### WRITTEN EXERCISE
The records that follow need to be output exactly as they are.

[start DATA SUPPLIED]

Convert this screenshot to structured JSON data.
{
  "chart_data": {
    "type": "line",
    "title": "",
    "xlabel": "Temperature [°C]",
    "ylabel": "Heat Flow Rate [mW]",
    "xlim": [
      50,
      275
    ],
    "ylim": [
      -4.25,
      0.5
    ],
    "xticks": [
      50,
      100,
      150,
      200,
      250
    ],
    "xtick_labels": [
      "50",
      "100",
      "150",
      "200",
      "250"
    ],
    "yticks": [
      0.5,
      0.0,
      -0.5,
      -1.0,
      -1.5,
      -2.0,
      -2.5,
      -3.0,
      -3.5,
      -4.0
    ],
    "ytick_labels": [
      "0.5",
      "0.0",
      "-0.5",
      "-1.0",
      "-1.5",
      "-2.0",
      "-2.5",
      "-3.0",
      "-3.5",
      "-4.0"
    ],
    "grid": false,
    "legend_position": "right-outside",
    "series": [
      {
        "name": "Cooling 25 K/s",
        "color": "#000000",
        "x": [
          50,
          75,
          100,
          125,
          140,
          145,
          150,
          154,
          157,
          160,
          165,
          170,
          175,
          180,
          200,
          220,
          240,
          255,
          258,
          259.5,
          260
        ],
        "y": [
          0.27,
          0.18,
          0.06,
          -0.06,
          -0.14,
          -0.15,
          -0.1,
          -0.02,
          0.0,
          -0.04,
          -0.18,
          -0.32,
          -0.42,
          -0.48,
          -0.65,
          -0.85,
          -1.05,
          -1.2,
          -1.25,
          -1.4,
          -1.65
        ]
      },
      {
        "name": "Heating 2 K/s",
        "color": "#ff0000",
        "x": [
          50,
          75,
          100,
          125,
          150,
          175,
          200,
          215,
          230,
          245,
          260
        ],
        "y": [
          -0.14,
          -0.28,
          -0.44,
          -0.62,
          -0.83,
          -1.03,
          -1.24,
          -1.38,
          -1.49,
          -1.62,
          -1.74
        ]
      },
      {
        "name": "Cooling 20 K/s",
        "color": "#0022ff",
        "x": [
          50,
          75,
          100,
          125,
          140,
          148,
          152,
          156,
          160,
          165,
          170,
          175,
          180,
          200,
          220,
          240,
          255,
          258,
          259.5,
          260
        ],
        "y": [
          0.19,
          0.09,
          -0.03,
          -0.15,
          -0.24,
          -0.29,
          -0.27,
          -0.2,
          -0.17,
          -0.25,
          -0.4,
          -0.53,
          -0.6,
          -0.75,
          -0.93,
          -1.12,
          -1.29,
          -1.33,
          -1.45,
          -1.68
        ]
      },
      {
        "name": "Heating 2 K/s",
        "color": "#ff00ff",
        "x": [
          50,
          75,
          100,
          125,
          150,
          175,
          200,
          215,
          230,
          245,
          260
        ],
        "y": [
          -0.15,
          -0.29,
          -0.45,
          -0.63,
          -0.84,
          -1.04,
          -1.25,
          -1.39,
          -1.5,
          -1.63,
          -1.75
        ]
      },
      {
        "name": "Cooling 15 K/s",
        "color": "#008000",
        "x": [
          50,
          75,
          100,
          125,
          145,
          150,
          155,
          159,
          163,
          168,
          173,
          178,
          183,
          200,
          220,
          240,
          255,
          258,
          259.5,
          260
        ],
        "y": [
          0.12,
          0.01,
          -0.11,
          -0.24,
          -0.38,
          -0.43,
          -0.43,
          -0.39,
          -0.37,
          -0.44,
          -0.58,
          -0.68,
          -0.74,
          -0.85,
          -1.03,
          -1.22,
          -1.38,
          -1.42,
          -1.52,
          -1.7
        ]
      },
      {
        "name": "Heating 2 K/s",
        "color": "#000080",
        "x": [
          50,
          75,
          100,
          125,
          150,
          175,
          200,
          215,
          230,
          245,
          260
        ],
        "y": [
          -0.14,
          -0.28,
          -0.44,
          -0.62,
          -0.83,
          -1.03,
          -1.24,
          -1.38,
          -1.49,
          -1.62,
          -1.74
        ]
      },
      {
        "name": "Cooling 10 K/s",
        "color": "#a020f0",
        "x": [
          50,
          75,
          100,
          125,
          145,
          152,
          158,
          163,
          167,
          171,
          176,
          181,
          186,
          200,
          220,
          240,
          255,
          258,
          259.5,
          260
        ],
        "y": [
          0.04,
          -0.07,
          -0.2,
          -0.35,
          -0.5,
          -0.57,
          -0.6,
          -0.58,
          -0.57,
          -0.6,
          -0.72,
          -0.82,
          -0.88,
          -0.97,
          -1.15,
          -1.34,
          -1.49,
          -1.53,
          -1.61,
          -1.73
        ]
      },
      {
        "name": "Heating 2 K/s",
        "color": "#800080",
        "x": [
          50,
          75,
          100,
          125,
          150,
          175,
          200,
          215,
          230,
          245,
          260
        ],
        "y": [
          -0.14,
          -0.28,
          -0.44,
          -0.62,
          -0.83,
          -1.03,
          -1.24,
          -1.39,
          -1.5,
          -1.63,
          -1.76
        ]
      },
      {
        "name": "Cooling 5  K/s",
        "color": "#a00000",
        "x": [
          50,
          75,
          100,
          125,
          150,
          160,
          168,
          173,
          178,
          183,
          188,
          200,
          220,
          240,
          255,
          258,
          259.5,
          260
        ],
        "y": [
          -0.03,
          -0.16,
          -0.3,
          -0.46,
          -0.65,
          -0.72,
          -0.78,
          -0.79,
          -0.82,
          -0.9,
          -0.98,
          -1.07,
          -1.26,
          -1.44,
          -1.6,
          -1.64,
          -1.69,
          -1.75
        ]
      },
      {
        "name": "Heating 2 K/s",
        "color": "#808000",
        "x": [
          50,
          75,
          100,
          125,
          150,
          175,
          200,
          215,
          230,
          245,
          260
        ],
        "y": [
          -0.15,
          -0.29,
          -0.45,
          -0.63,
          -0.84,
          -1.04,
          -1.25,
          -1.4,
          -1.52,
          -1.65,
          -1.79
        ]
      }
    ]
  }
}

[end DATA SUPPLIED]

### RIGHT ANSWER
Convert this screenshot to structured JSON data.
{
  "chart_data": {
    "type": "line",
    "title": "",
    "xlabel": "Temperature [°C]",
    "ylabel": "Heat Flow Rate [mW]",
    "xlim": [
      50,
      275
    ],
    "ylim": [
      -4.25,
      0.5
    ],
    "xticks": [
      50,
      100,
      150,
      200,
      250
    ],
    "xtick_labels": [
      "50",
      "100",
      "150",
      "200",
      "250"
    ],
    "yticks": [
      0.5,
      0.0,
      -0.5,
      -1.0,
      -1.5,
      -2.0,
      -2.5,
      -3.0,
      -3.5,
      -4.0
    ],
    "ytick_labels": [
      "0.5",
      "0.0",
      "-0.5",
      "-1.0",
      "-1.5",
      "-2.0",
      "-2.5",
      "-3.0",
      "-3.5",
      "-4.0"
    ],
    "grid": false,
    "legend_position": "right-outside",
    "series": [
      {
        "name": "Cooling 25 K/s",
        "color": "#000000",
        "x": [
          50,
          75,
          100,
          125,
          140,
          145,
          150,
          154,
          157,
          160,
          165,
          170,
          175,
          180,
          200,
          220,
          240,
          255,
          258,
          259.5,
          260
        ],
        "y": [
          0.27,
          0.18,
          0.06,
          -0.06,
          -0.14,
          -0.15,
          -0.1,
          -0.02,
          0.0,
          -0.04,
          -0.18,
          -0.32,
          -0.42,
          -0.48,
          -0.65,
          -0.85,
          -1.05,
          -1.2,
          -1.25,
          -1.4,
          -1.65
        ]
      },
      {
        "name": "Heating 2 K/s",
        "color": "#ff0000",
        "x": [
          50,
          75,
          100,
          125,
          150,
          175,
          200,
          215,
          230,
          245,
          260
        ],
        "y": [
          -0.14,
          -0.28,
          -0.44,
          -0.62,
          -0.83,
          -1.03,
          -1.24,
          -1.38,
          -1.49,
          -1.62,
          -1.74
        ]
      },
      {
        "name": "Cooling 20 K/s",
        "color": "#0022ff",
        "x": [
          50,
          75,
          100,
          125,
          140,
          148,
          152,
          156,
          160,
          165,
          170,
          175,
          180,
          200,
          220,
          240,
          255,
          258,
          259.5,
          260
        ],
        "y": [
          0.19,
          0.09,
          -0.03,
          -0.15,
          -0.24,
          -0.29,
          -0.27,
          -0.2,
          -0.17,
          -0.25,
          -0.4,
          -0.53,
          -0.6,
          -0.75,
          -0.93,
          -1.12,
          -1.29,
          -1.33,
          -1.45,
          -1.68
        ]
      },
      {
        "name": "Heating 2 K/s",
        "color": "#ff00ff",
        "x": [
          50,
          75,
          100,
          125,
          150,
          175,
          200,
          215,
          230,
          245,
          260
        ],
        "y": [
          -0.15,
          -0.29,
          -0.45,
          -0.63,
          -0.84,
          -1.04,
          -1.25,
          -1.39,
          -1.5,
          -1.63,
          -1.75
        ]
      },
      {
        "name": "Cooling 15 K/s",
        "color": "#008000",
        "x": [
          50,
          75,
          100,
          125,
          145,
          150,
          155,
          159,
          163,
          168,
          173,
          178,
          183,
          200,
          220,
          240,
          255,
          258,
          259.5,
          260
        ],
        "y": [
          0.12,
          0.01,
          -0.11,
          -0.24,
          -0.38,
          -0.43,
          -0.43,
          -0.39,
          -0.37,
          -0.44,
          -0.58,
          -0.68,
          -0.74,
          -0.85,
          -1.03,
          -1.22,
          -1.38,
          -1.42,
          -1.52,
          -1.7
        ]
      },
      {
        "name": "Heating 2 K/s",
        "color": "#000080",
        "x": [
          50,
          75,
          100,
          125,
          150,
          175,
          200,
          215,
          230,
          245,
          260
        ],
        "y": [
          -0.14,
          -0.28,
          -0.44,
          -0.62,
          -0.83,
          -1.03,
          -1.24,
          -1.38,
          -1.49,
          -1.62,
          -1.74
        ]
      },
      {
        "name": "Cooling 10 K/s",
        "color": "#a020f0",
        "x": [
          50,
          75,
          100,
          125,
          145,
          152,
          158,
          163,
          167,
          171,
          176,
          181,
          186,
          200,
          220,
          240,
          255,
          258,
          259.5,
          260
        ],
        "y": [
          0.04,
          -0.07,
          -0.2,
          -0.35,
          -0.5,
          -0.57,
          -0.6,
          -0.58,
          -0.57,
          -0.6,
          -0.72,
          -0.82,
          -0.88,
          -0.97,
          -1.15,
          -1.34,
          -1.49,
          -1.53,
          -1.61,
          -1.73
        ]
      },
      {
        "name": "Heating 2 K/s",
        "color": "#800080",
        "x": [
          50,
          75,
          100,
          125,
          150,
          175,
          200,
          215,
          230,
          245,
          260
        ],
        "y": [
          -0.14,
          -0.28,
          -0.44,
          -0.62,
          -0.83,
          -1.03,
          -1.24,
          -1.39,
          -1.5,
          -1.63,
          -1.76
        ]
      },
      {
        "name": "Cooling 5  K/s",
        "color": "#a00000",
        "x": [
          50,
          75,
          100,
          125,
          150,
          160,
          168,
          173,
          178,
          183,
          188,
          200,
          220,
          240,
          255,
          258,
          259.5,
          260
        ],
        "y": [
          -0.03,
          -0.16,
          -0.3,
          -0.46,
          -0.65,
          -0.72,
          -0.78,
          -0.79,
          -0.82,
          -0.9,
          -0.98,
          -1.07,
          -1.26,
          -1.44,
          -1.6,
          -1.64,
          -1.69,
          -1.75
        ]
      },
      {
        "name": "Heating 2 K/s",
        "color": "#808000",
        "x": [
          50,
          75,
          100,
          125,
          150,
          175,
          200,
          215,
          230,
          245,
          260
        ],
        "y": [
          -0.15,
          -0.29,
          -0.45,
          -0.63,
          -0.84,
          -1.04,
          -1.25,
          -1.4,
          -1.52,
          -1.65,
          -1.79
        ]
      }
    ]
  }
}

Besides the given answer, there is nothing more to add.